>> start RECORDS FOR THE TASK
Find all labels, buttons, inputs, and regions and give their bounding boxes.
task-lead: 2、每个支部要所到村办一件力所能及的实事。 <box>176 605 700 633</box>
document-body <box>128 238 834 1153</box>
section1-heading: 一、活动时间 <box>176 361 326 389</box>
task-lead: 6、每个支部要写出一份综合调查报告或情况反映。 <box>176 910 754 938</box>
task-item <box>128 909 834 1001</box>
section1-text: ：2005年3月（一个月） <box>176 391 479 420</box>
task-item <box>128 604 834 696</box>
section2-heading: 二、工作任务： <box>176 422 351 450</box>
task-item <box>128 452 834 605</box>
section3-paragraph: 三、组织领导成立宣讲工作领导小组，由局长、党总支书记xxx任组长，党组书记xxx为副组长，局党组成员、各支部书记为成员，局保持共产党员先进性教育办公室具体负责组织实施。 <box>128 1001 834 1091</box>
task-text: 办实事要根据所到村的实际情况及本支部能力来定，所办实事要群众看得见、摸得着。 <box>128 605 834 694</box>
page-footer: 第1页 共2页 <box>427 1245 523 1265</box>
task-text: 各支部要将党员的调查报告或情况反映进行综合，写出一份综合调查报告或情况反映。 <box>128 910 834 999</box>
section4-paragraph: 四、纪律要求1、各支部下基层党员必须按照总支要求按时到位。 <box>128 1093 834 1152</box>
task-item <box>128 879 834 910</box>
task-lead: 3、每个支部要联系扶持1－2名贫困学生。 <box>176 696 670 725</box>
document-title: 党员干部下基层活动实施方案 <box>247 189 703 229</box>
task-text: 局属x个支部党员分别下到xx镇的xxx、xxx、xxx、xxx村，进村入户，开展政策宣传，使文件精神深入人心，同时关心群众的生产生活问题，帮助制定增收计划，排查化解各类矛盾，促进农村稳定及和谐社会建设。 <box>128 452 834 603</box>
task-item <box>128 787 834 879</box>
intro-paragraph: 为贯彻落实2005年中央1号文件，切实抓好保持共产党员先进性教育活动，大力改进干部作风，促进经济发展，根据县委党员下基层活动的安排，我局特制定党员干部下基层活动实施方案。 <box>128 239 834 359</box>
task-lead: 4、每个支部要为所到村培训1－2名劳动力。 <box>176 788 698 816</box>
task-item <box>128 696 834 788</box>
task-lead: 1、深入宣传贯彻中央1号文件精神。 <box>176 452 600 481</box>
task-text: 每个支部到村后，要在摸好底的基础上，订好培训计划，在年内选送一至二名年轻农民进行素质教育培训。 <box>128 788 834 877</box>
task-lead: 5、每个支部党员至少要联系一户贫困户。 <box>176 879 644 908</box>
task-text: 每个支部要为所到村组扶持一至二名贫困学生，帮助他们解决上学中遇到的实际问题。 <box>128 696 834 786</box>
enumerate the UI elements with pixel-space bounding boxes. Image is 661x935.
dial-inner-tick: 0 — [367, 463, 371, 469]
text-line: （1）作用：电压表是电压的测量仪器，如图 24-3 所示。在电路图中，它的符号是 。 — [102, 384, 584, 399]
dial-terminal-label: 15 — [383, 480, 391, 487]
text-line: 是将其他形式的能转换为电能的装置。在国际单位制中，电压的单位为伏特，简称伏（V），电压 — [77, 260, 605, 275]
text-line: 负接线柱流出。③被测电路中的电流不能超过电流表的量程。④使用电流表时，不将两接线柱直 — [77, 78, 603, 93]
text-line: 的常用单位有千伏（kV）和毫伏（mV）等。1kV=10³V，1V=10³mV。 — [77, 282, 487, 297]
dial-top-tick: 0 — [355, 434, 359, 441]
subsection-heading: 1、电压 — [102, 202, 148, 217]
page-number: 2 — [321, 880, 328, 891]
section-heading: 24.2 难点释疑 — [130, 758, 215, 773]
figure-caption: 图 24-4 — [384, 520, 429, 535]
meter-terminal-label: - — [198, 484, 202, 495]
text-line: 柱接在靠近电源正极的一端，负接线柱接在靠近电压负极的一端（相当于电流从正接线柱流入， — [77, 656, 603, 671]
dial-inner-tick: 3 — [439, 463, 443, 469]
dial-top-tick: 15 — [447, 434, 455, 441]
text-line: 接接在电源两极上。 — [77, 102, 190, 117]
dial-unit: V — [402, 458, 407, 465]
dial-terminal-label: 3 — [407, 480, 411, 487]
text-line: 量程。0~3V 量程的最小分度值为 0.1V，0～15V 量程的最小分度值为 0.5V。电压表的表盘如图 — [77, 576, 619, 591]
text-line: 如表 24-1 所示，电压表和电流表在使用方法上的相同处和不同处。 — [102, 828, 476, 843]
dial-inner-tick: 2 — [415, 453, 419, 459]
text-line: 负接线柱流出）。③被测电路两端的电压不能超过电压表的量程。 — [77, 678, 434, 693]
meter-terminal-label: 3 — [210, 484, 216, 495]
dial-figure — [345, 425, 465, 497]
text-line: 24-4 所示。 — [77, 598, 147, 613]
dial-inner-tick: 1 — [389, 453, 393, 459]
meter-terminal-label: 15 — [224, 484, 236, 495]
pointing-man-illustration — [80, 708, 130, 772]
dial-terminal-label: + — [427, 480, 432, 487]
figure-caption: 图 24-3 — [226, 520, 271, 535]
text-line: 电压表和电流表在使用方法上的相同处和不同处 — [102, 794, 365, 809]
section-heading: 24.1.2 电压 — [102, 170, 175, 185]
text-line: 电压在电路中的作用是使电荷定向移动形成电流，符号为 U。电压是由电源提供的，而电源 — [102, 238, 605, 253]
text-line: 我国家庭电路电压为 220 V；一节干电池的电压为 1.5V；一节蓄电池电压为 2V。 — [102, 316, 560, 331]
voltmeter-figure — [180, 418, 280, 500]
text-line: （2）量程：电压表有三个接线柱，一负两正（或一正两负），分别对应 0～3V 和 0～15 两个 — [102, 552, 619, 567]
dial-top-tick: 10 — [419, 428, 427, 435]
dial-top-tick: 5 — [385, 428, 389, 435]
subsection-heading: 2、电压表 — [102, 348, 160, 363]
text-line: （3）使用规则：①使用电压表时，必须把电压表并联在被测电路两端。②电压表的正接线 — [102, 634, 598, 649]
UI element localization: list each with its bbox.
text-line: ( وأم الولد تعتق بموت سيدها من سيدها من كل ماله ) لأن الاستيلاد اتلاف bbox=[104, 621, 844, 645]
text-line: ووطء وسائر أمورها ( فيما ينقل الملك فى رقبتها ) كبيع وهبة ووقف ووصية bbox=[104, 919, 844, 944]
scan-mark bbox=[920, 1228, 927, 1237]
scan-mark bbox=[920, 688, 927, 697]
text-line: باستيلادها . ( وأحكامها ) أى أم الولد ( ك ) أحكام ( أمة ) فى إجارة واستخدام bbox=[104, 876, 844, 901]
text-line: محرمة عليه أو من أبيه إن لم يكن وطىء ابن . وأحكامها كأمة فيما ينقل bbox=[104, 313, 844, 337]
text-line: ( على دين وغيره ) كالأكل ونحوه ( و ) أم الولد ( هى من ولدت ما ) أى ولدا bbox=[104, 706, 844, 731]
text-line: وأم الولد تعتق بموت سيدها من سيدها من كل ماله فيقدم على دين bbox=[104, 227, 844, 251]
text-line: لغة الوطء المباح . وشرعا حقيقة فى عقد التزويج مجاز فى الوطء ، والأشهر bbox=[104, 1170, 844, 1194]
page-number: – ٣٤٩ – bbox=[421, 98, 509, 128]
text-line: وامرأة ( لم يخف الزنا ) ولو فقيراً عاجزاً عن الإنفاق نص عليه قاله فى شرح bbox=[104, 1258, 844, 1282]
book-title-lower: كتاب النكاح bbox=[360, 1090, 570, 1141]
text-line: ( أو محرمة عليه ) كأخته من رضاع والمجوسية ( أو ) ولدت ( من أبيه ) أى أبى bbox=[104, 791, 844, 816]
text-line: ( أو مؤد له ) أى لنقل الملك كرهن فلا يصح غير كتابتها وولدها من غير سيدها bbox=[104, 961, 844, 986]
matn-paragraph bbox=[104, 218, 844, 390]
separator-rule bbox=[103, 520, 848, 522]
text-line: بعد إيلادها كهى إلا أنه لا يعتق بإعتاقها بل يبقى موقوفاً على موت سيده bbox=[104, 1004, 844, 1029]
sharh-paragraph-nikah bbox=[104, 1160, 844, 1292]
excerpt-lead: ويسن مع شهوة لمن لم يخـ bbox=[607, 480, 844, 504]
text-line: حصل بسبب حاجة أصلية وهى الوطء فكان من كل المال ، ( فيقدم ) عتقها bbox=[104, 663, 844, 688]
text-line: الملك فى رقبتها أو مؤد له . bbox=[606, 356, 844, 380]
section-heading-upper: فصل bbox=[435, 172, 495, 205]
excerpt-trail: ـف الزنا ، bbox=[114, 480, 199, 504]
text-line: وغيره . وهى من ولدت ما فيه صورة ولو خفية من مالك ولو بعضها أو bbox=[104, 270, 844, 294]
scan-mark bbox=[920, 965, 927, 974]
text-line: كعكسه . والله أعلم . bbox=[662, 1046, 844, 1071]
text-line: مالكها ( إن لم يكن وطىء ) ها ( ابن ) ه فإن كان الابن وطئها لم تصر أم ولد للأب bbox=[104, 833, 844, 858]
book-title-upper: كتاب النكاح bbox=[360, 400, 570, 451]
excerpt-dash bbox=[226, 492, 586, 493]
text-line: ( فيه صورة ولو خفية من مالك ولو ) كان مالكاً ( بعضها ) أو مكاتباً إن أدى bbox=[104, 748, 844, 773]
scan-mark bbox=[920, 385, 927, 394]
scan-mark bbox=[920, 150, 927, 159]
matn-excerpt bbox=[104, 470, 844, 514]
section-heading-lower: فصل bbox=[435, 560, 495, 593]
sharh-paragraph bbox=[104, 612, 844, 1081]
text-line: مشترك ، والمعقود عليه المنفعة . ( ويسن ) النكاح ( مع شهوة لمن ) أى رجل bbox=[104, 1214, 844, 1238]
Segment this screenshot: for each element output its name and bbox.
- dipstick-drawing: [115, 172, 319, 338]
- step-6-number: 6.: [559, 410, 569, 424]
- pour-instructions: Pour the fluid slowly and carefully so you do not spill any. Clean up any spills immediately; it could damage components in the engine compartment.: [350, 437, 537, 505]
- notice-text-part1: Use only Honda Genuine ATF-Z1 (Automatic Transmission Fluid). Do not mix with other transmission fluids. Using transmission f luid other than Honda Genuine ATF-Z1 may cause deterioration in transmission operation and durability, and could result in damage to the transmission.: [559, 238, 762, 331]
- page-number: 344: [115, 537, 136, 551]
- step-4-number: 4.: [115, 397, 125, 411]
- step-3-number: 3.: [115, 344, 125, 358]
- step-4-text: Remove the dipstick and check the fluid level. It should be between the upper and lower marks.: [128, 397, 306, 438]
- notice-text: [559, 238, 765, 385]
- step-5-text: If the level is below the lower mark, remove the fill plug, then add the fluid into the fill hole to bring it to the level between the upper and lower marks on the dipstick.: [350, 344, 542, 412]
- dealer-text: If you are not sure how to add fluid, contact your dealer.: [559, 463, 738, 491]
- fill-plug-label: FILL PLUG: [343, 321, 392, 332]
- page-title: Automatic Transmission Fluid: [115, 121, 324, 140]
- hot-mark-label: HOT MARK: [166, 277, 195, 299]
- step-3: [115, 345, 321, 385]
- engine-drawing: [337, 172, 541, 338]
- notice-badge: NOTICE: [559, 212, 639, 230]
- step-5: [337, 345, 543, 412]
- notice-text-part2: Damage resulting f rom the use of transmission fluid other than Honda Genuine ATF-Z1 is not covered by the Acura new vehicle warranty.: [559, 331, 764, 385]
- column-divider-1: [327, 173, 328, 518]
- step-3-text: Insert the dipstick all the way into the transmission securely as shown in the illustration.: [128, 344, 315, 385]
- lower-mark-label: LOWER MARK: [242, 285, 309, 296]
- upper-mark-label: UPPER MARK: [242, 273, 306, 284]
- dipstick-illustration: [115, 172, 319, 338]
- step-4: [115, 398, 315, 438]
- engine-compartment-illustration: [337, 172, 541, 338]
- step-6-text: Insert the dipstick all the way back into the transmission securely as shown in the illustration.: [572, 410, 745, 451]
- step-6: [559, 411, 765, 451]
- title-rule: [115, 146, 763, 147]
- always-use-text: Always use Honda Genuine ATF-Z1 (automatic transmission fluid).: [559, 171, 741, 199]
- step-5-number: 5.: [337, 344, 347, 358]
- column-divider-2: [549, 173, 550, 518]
>> end RECORDS FOR THE TASK
» **EXERCISE OBJECTIVE**: Which lines in the records above contain the string "sharh"? Return every one of them in full.

» **CORRECT RESPONSE**:
sharh-paragraph-nikah bbox=[104, 1160, 844, 1292]
sharh-paragraph bbox=[104, 612, 844, 1081]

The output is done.